EXERCISE AIM: Read the material below. Count the lines containing "this" and give that count alone.

#### RECORDS SHOWN

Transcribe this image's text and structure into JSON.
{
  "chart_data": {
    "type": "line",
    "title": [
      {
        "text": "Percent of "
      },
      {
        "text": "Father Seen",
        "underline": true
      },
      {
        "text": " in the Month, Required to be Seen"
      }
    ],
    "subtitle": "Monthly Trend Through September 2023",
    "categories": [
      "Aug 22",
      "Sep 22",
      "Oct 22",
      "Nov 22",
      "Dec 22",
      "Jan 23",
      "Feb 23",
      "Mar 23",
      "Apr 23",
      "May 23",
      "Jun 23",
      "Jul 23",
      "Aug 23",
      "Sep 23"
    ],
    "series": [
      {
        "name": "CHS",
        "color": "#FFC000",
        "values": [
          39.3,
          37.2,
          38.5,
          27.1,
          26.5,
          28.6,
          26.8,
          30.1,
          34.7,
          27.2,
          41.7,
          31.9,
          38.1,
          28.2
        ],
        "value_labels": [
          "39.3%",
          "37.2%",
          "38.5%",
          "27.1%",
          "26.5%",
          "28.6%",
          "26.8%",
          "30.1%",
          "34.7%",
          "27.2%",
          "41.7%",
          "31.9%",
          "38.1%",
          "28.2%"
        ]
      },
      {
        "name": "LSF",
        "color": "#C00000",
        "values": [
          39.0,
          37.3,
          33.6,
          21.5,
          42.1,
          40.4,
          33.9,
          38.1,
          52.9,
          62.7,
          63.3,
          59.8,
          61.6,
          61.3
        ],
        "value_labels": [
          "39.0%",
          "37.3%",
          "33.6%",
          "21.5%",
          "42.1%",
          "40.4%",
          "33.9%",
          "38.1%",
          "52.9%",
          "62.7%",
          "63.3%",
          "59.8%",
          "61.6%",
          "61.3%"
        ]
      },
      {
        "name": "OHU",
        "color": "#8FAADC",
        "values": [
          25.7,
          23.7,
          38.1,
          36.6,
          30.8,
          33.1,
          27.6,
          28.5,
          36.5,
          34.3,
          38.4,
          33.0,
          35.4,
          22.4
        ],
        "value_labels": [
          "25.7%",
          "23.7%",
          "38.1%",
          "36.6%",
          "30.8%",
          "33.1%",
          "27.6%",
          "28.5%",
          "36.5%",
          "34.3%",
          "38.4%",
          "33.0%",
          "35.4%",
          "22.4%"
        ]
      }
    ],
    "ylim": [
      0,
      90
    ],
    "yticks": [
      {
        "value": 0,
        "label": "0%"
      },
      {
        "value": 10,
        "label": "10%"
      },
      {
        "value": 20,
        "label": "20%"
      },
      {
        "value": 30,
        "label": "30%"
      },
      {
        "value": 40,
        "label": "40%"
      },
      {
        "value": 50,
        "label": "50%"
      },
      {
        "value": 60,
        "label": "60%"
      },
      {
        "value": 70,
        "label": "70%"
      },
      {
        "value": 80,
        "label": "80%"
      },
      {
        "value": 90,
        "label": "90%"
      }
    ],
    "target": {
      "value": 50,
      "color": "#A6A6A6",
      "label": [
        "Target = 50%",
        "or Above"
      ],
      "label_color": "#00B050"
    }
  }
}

########
#### RECORDS SHOWN

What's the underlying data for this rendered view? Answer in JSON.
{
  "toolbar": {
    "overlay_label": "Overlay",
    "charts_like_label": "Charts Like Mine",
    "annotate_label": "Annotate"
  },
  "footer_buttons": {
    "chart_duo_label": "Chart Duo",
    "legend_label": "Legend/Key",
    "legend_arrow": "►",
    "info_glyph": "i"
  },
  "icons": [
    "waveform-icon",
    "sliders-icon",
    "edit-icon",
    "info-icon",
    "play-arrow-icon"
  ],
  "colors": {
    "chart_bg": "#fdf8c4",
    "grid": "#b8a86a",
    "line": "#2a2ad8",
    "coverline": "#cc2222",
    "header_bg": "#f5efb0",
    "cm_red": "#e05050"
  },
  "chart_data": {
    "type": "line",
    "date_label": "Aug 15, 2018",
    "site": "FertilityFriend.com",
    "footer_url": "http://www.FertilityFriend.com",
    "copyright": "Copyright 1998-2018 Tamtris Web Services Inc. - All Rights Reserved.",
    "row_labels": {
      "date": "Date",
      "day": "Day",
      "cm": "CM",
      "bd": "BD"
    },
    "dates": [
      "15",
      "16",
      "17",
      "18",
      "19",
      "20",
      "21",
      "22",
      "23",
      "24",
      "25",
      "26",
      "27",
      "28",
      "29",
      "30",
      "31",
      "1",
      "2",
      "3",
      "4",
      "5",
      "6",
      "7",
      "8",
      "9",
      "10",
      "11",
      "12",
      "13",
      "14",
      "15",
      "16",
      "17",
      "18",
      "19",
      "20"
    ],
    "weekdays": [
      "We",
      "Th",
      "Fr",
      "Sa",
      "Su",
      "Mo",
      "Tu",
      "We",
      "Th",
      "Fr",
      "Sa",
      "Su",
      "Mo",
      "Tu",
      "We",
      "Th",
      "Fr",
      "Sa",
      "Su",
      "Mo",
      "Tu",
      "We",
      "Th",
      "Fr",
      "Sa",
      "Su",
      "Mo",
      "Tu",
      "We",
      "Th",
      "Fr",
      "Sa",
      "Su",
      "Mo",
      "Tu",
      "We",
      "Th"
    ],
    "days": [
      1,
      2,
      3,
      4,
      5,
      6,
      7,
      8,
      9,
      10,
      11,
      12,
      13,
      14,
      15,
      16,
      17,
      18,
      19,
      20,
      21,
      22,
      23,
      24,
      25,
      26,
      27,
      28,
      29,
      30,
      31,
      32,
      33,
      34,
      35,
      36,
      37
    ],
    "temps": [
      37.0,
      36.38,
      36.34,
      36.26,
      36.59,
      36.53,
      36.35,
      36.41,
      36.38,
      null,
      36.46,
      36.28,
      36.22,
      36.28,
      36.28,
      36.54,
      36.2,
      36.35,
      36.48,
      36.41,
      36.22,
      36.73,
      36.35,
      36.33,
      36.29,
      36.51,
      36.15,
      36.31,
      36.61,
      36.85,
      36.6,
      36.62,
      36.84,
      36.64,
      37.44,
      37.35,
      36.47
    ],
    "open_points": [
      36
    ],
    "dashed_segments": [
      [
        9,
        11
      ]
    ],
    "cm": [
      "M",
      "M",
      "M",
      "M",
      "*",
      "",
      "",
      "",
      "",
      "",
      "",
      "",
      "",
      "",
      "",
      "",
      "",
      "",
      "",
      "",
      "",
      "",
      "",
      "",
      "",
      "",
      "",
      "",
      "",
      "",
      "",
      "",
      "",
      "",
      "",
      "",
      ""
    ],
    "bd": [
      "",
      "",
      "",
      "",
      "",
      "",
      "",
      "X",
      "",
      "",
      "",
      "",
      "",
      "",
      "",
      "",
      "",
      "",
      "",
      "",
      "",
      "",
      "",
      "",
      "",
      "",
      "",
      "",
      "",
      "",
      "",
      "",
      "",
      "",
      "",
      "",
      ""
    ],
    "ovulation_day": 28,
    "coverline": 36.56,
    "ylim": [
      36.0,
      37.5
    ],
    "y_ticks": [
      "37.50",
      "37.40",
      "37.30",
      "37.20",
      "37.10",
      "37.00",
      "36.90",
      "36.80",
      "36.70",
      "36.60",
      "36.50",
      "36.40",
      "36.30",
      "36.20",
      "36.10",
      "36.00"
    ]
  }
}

########

WRITTEN ANSWER: 2